━━━━━ Material to process
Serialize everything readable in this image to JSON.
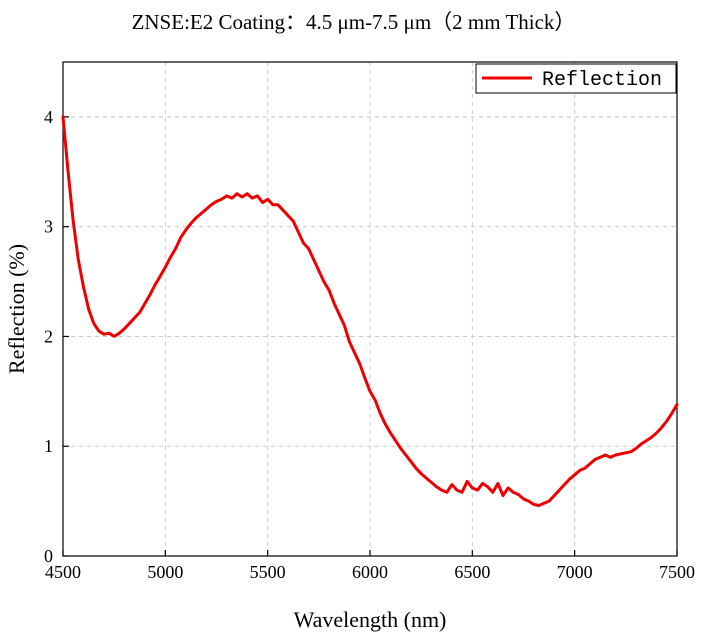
{
  "chart_data": {
    "type": "line",
    "title": "ZNSE:E2 Coating：4.5 μm-7.5 μm（2 mm Thick）",
    "xlabel": "Wavelength (nm)",
    "ylabel": "Reflection (%)",
    "xlim": [
      4500,
      7500
    ],
    "ylim": [
      0,
      4.5
    ],
    "xticks": [
      "4500",
      "5000",
      "5500",
      "6000",
      "6500",
      "7000",
      "7500"
    ],
    "yticks": [
      "0",
      "1",
      "2",
      "3",
      "4"
    ],
    "grid": true,
    "legend_position": "top-right",
    "series": [
      {
        "name": "Reflection",
        "color": "#ee0000",
        "x": [
          4500,
          4525,
          4550,
          4575,
          4600,
          4625,
          4650,
          4675,
          4700,
          4725,
          4750,
          4775,
          4800,
          4825,
          4850,
          4875,
          4900,
          4925,
          4950,
          4975,
          5000,
          5025,
          5050,
          5075,
          5100,
          5125,
          5150,
          5175,
          5200,
          5225,
          5250,
          5275,
          5300,
          5325,
          5350,
          5375,
          5400,
          5425,
          5450,
          5475,
          5500,
          5525,
          5550,
          5575,
          5600,
          5625,
          5650,
          5675,
          5700,
          5725,
          5750,
          5775,
          5800,
          5825,
          5850,
          5875,
          5900,
          5925,
          5950,
          5975,
          6000,
          6025,
          6050,
          6075,
          6100,
          6125,
          6150,
          6175,
          6200,
          6225,
          6250,
          6275,
          6300,
          6325,
          6350,
          6375,
          6400,
          6425,
          6450,
          6475,
          6500,
          6525,
          6550,
          6575,
          6600,
          6625,
          6650,
          6675,
          6700,
          6725,
          6750,
          6775,
          6800,
          6825,
          6850,
          6875,
          6900,
          6925,
          6950,
          6975,
          7000,
          7025,
          7050,
          7075,
          7100,
          7125,
          7150,
          7175,
          7200,
          7225,
          7250,
          7275,
          7300,
          7325,
          7350,
          7375,
          7400,
          7425,
          7450,
          7475,
          7500
        ],
        "values": [
          4.0,
          3.5,
          3.05,
          2.7,
          2.45,
          2.25,
          2.12,
          2.05,
          2.02,
          2.03,
          2.0,
          2.03,
          2.07,
          2.12,
          2.17,
          2.22,
          2.3,
          2.38,
          2.47,
          2.55,
          2.63,
          2.72,
          2.8,
          2.9,
          2.97,
          3.03,
          3.08,
          3.12,
          3.16,
          3.2,
          3.23,
          3.25,
          3.28,
          3.26,
          3.3,
          3.27,
          3.3,
          3.26,
          3.28,
          3.22,
          3.25,
          3.2,
          3.2,
          3.15,
          3.1,
          3.05,
          2.95,
          2.85,
          2.8,
          2.7,
          2.6,
          2.5,
          2.42,
          2.3,
          2.2,
          2.1,
          1.95,
          1.85,
          1.75,
          1.62,
          1.5,
          1.42,
          1.3,
          1.2,
          1.12,
          1.05,
          0.98,
          0.92,
          0.86,
          0.8,
          0.75,
          0.71,
          0.67,
          0.63,
          0.6,
          0.58,
          0.65,
          0.6,
          0.58,
          0.68,
          0.62,
          0.6,
          0.66,
          0.63,
          0.58,
          0.66,
          0.55,
          0.62,
          0.58,
          0.56,
          0.52,
          0.5,
          0.47,
          0.46,
          0.48,
          0.5,
          0.55,
          0.6,
          0.65,
          0.7,
          0.74,
          0.78,
          0.8,
          0.84,
          0.88,
          0.9,
          0.92,
          0.9,
          0.92,
          0.93,
          0.94,
          0.95,
          0.98,
          1.02,
          1.05,
          1.08,
          1.12,
          1.17,
          1.23,
          1.3,
          1.38
        ]
      }
    ]
  }
}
━━━━━━━━━━
_What the task requires_
Copy all of the entries verbatim, leaving out any pictures they contain.

_Complete output_
Serialize everything readable in this image to JSON.
{
  "chart_data": {
    "type": "line",
    "title": "ZNSE:E2 Coating：4.5 μm-7.5 μm（2 mm Thick）",
    "xlabel": "Wavelength (nm)",
    "ylabel": "Reflection (%)",
    "xlim": [
      4500,
      7500
    ],
    "ylim": [
      0,
      4.5
    ],
    "xticks": [
      "4500",
      "5000",
      "5500",
      "6000",
      "6500",
      "7000",
      "7500"
    ],
    "yticks": [
      "0",
      "1",
      "2",
      "3",
      "4"
    ],
    "grid": true,
    "legend_position": "top-right",
    "series": [
      {
        "name": "Reflection",
        "color": "#ee0000",
        "x": [
          4500,
          4525,
          4550,
          4575,
          4600,
          4625,
          4650,
          4675,
          4700,
          4725,
          4750,
          4775,
          4800,
          4825,
          4850,
          4875,
          4900,
          4925,
          4950,
          4975,
          5000,
          5025,
          5050,
          5075,
          5100,
          5125,
          5150,
          5175,
          5200,
          5225,
          5250,
          5275,
          5300,
          5325,
          5350,
          5375,
          5400,
          5425,
          5450,
          5475,
          5500,
          5525,
          5550,
          5575,
          5600,
          5625,
          5650,
          5675,
          5700,
          5725,
          5750,
          5775,
          5800,
          5825,
          5850,
          5875,
          5900,
          5925,
          5950,
          5975,
          6000,
          6025,
          6050,
          6075,
          6100,
          6125,
          6150,
          6175,
          6200,
          6225,
          6250,
          6275,
          6300,
          6325,
          6350,
          6375,
          6400,
          6425,
          6450,
          6475,
          6500,
          6525,
          6550,
          6575,
          6600,
          6625,
          6650,
          6675,
          6700,
          6725,
          6750,
          6775,
          6800,
          6825,
          6850,
          6875,
          6900,
          6925,
          6950,
          6975,
          7000,
          7025,
          7050,
          7075,
          7100,
          7125,
          7150,
          7175,
          7200,
          7225,
          7250,
          7275,
          7300,
          7325,
          7350,
          7375,
          7400,
          7425,
          7450,
          7475,
          7500
        ],
        "values": [
          4.0,
          3.5,
          3.05,
          2.7,
          2.45,
          2.25,
          2.12,
          2.05,
          2.02,
          2.03,
          2.0,
          2.03,
          2.07,
          2.12,
          2.17,
          2.22,
          2.3,
          2.38,
          2.47,
          2.55,
          2.63,
          2.72,
          2.8,
          2.9,
          2.97,
          3.03,
          3.08,
          3.12,
          3.16,
          3.2,
          3.23,
          3.25,
          3.28,
          3.26,
          3.3,
          3.27,
          3.3,
          3.26,
          3.28,
          3.22,
          3.25,
          3.2,
          3.2,
          3.15,
          3.1,
          3.05,
          2.95,
          2.85,
          2.8,
          2.7,
          2.6,
          2.5,
          2.42,
          2.3,
          2.2,
          2.1,
          1.95,
          1.85,
          1.75,
          1.62,
          1.5,
          1.42,
          1.3,
          1.2,
          1.12,
          1.05,
          0.98,
          0.92,
          0.86,
          0.8,
          0.75,
          0.71,
          0.67,
          0.63,
          0.6,
          0.58,
          0.65,
          0.6,
          0.58,
          0.68,
          0.62,
          0.6,
          0.66,
          0.63,
          0.58,
          0.66,
          0.55,
          0.62,
          0.58,
          0.56,
          0.52,
          0.5,
          0.47,
          0.46,
          0.48,
          0.5,
          0.55,
          0.6,
          0.65,
          0.7,
          0.74,
          0.78,
          0.8,
          0.84,
          0.88,
          0.9,
          0.92,
          0.9,
          0.92,
          0.93,
          0.94,
          0.95,
          0.98,
          1.02,
          1.05,
          1.08,
          1.12,
          1.17,
          1.23,
          1.3,
          1.38
        ]
      }
    ]
  }
}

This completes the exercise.